> Aim of the exercise: Return all entries precisely as they stand, without the images.

> Provided entries:
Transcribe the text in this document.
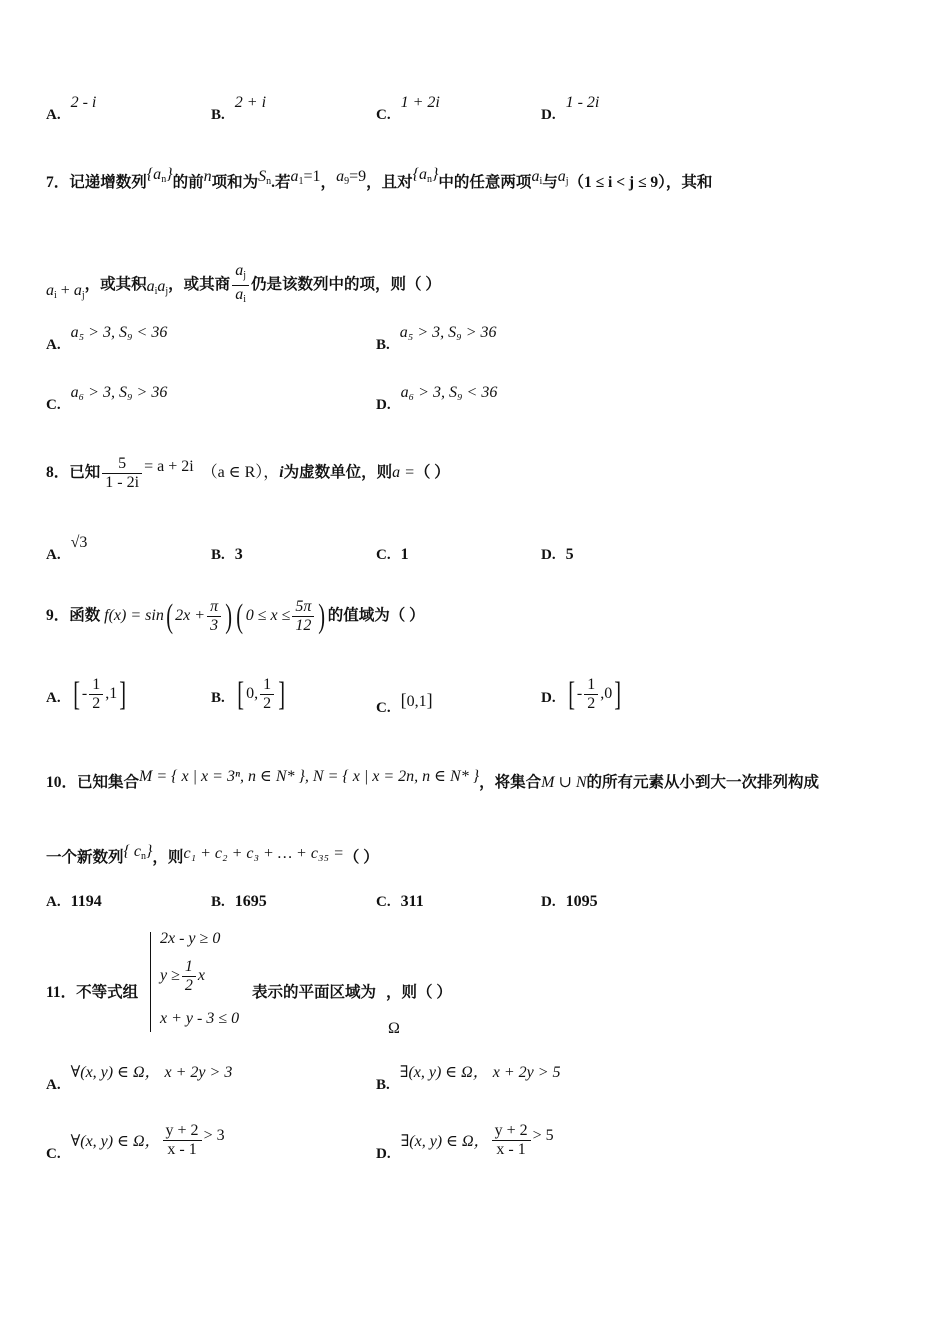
A.2 - i
B.2 + i
C.1 + 2i
D.1 - 2i
7．记递增数列$\{a_n\}$的前n项和为$S_n$.若$a_1=1$，$a_9=9$，且对$\{a_n\}$中的任意两项$a_i$与$a_j(1 \le i < j \le 9)$，其和
$a_i + a_j$，或其积$a_ia_j$，或其商 $\frac{a_j}{a_i}$ 仍是该数列中的项，则（ ）
A.a₅ > 3, S₉ < 36
B.a₅ > 3, S₉ > 36
C.a₆ > 3, S₉ > 36
D.a₆ > 3, S₉ < 36
8．已知 $\frac{5}{1 - 2i} = a + 2i$ （a ∈ R），i为虚数单位，则a =（ ）
A.√3
B. 3	C. 1	D. 5
9．函数 f(x) = sin( $2x + \frac{\pi}{3}$ ) ( $0 \le x \le \frac{5\pi}{12}$ ) 的值域为（ ）
A. [ - $\frac{1}{2} ,1$]	B. [ 0, $\frac{1}{2}$ ]	C. [0,1]	D. [ - $\frac{1}{2} ,0$]
10．已知集合M = { x | x = 3ⁿ, n ∈ N* }, N = { x | x = 2n, n ∈ N* }，将集合M ∪ N的所有元素从小到大一次排列构成
一个新数列{ $c_n$}，则c₁ + c₂ + c₃ + … + c₃₅ =（ ）
A. 1194	B. 1695	C. 311	D. 1095
11．不等式组
2x - y ≥ 0
$y \ge \frac{1}{2}$ x
x + y - 3 ≤ 0
表示的平面区域为 ，则（ ）
Ω
A.∀(x, y) ∈ Ω， x + 2y > 3
B.∃(x, y) ∈ Ω， x + 2y > 5
C.∀(x, y) ∈ Ω， $\frac{y + 2}{x - 1} > 3$
D.∃(x, y) ∈ Ω， $\frac{y + 2}{x - 1} > 5$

> Full solution:
Transcribe the text in this document.
A.2 - i
B.2 + i
C.1 + 2i
D.1 - 2i
7．记递增数列$\{a_n\}$的前n项和为$S_n$.若$a_1=1$，$a_9=9$，且对$\{a_n\}$中的任意两项$a_i$与$a_j(1 \le i < j \le 9)$，其和
$a_i + a_j$，或其积$a_ia_j$，或其商 $\frac{a_j}{a_i}$ 仍是该数列中的项，则（ ）
A.a₅ > 3, S₉ < 36
B.a₅ > 3, S₉ > 36
C.a₆ > 3, S₉ > 36
D.a₆ > 3, S₉ < 36
8．已知 $\frac{5}{1 - 2i} = a + 2i$ （a ∈ R），i为虚数单位，则a =（ ）
A.√3
B. 3	C. 1	D. 5
9．函数 f(x) = sin( $2x + \frac{\pi}{3}$ ) ( $0 \le x \le \frac{5\pi}{12}$ ) 的值域为（ ）
A. [ - $\frac{1}{2} ,1$]	B. [ 0, $\frac{1}{2}$ ]	C. [0,1]	D. [ - $\frac{1}{2} ,0$]
10．已知集合M = { x | x = 3ⁿ, n ∈ N* }, N = { x | x = 2n, n ∈ N* }，将集合M ∪ N的所有元素从小到大一次排列构成
一个新数列{ $c_n$}，则c₁ + c₂ + c₃ + … + c₃₅ =（ ）
A. 1194	B. 1695	C. 311	D. 1095
11．不等式组
2x - y ≥ 0
$y \ge \frac{1}{2}$ x
x + y - 3 ≤ 0
表示的平面区域为 ，则（ ）
Ω
A.∀(x, y) ∈ Ω， x + 2y > 3
B.∃(x, y) ∈ Ω， x + 2y > 5
C.∀(x, y) ∈ Ω， $\frac{y + 2}{x - 1} > 3$
D.∃(x, y) ∈ Ω， $\frac{y + 2}{x - 1} > 5$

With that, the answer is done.